Extracted data:
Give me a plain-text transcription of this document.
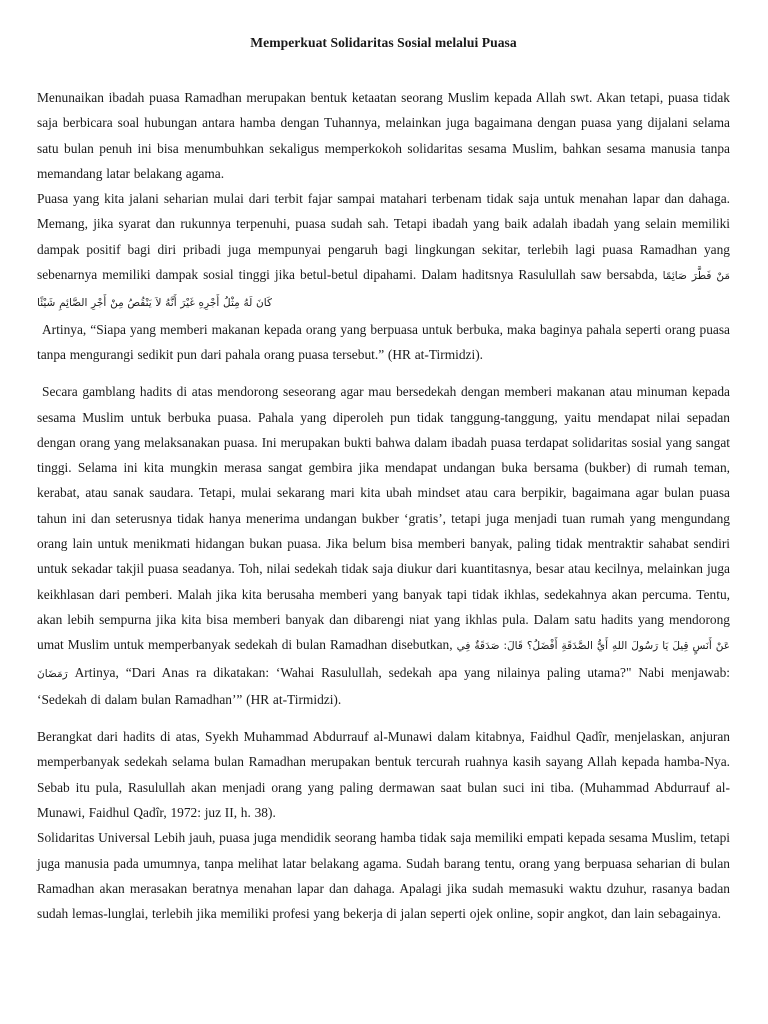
Memperkuat Solidaritas Sosial melalui Puasa

Menunaikan ibadah puasa Ramadhan merupakan bentuk ketaatan seorang Muslim kepada Allah swt. Akan tetapi, puasa tidak saja berbicara soal hubungan antara hamba dengan Tuhannya, melainkan juga bagaimana dengan puasa yang dijalani selama satu bulan penuh ini bisa menumbuhkan sekaligus memperkokoh solidaritas sesama Muslim, bahkan sesama manusia tanpa memandang latar belakang agama.

Puasa yang kita jalani seharian mulai dari terbit fajar sampai matahari terbenam tidak saja untuk menahan lapar dan dahaga. Memang, jika syarat dan rukunnya terpenuhi, puasa sudah sah. Tetapi ibadah yang baik adalah ibadah yang selain memiliki dampak positif bagi diri pribadi juga mempunyai pengaruh bagi lingkungan sekitar, terlebih lagi puasa Ramadhan yang sebenarnya memiliki dampak sosial tinggi jika betul-betul dipahami. Dalam haditsnya Rasulullah saw bersabda, مَنْ فَطَّرَ صَائِمًا كَانَ لَهُ مِثْلُ أَجْرِهِ غَيْرَ أَنَّهُ لاَ يَنْقُصُ مِنْ أَجْرِ الصَّائِمِ شَيْئًا

Artinya, “Siapa yang memberi makanan kepada orang yang berpuasa untuk berbuka, maka baginya pahala seperti orang puasa tanpa mengurangi sedikit pun dari pahala orang puasa tersebut.” (HR at-Tirmidzi).

Secara gamblang hadits di atas mendorong seseorang agar mau bersedekah dengan memberi makanan atau minuman kepada sesama Muslim untuk berbuka puasa. Pahala yang diperoleh pun tidak tanggung-tanggung, yaitu mendapat nilai sepadan dengan orang yang melaksanakan puasa. Ini merupakan bukti bahwa dalam ibadah puasa terdapat solidaritas sosial yang sangat tinggi. Selama ini kita mungkin merasa sangat gembira jika mendapat undangan buka bersama (bukber) di rumah teman, kerabat, atau sanak saudara. Tetapi, mulai sekarang mari kita ubah mindset atau cara berpikir, bagaimana agar bulan puasa tahun ini dan seterusnya tidak hanya menerima undangan bukber ‘gratis’, tetapi juga menjadi tuan rumah yang mengundang orang lain untuk menikmati hidangan bukan puasa. Jika belum bisa memberi banyak, paling tidak mentraktir sahabat sendiri untuk sekadar takjil puasa seadanya. Toh, nilai sedekah tidak saja diukur dari kuantitasnya, besar atau kecilnya, melainkan juga keikhlasan dari pemberi. Malah jika kita berusaha memberi yang banyak tapi tidak ikhlas, sedekahnya akan percuma. Tentu, akan lebih sempurna jika kita bisa memberi banyak dan dibarengi niat yang ikhlas pula. Dalam satu hadits yang mendorong umat Muslim untuk memperbanyak sedekah di bulan Ramadhan disebutkan, عَنْ أَنَسٍ قِيلَ يَا رَسُولَ اللهِ أَيُّ الصَّدَقَةِ أَفْضَلُ؟ قَالَ: صَدَقَةٌ فِي رَمَضَانَ Artinya, “Dari Anas ra dikatakan: ‘Wahai Rasulullah, sedekah apa yang nilainya paling utama?" Nabi menjawab: ‘Sedekah di dalam bulan Ramadhan’” (HR at-Tirmidzi).

Berangkat dari hadits di atas, Syekh Muhammad Abdurrauf al-Munawi dalam kitabnya, Faidhul Qadîr, menjelaskan, anjuran memperbanyak sedekah selama bulan Ramadhan merupakan bentuk tercurah ruahnya kasih sayang Allah kepada hamba-Nya. Sebab itu pula, Rasulullah akan menjadi orang yang paling dermawan saat bulan suci ini tiba. (Muhammad Abdurrauf al-Munawi, Faidhul Qadîr, 1972: juz II, h. 38).

Solidaritas Universal Lebih jauh, puasa juga mendidik seorang hamba tidak saja memiliki empati kepada sesama Muslim, tetapi juga manusia pada umumnya, tanpa melihat latar belakang agama. Sudah barang tentu, orang yang berpuasa seharian di bulan Ramadhan akan merasakan beratnya menahan lapar dan dahaga. Apalagi jika sudah memasuki waktu dzuhur, rasanya badan sudah lemas-lunglai, terlebih jika memiliki profesi yang bekerja di jalan seperti ojek online, sopir angkot, dan lain sebagainya.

What is required:
In the entries above, find each line with the word "sudah" and show it.

Response:
Puasa yang kita jalani seharian mulai dari terbit fajar sampai matahari terbenam tidak saja untuk menahan lapar dan dahaga. Memang, jika syarat dan rukunnya terpenuhi, puasa sudah sah. Tetapi ibadah yang baik adalah ibadah yang selain memiliki dampak positif bagi diri pribadi juga mempunyai pengaruh bagi lingkungan sekitar, terlebih lagi puasa Ramadhan yang sebenarnya memiliki dampak sosial tinggi jika betul-betul dipahami. Dalam haditsnya Rasulullah saw bersabda, مَنْ فَطَّرَ صَائِمًا كَانَ لَهُ مِثْلُ أَجْرِهِ غَيْرَ أَنَّهُ لاَ يَنْقُصُ مِنْ أَجْرِ الصَّائِمِ شَيْئًا
Solidaritas Universal Lebih jauh, puasa juga mendidik seorang hamba tidak saja memiliki empati kepada sesama Muslim, tetapi juga manusia pada umumnya, tanpa melihat latar belakang agama. Sudah barang tentu, orang yang berpuasa seharian di bulan Ramadhan akan merasakan beratnya menahan lapar dan dahaga. Apalagi jika sudah memasuki waktu dzuhur, rasanya badan sudah lemas-lunglai, terlebih jika memiliki profesi yang bekerja di jalan seperti ojek online, sopir angkot, dan lain sebagainya.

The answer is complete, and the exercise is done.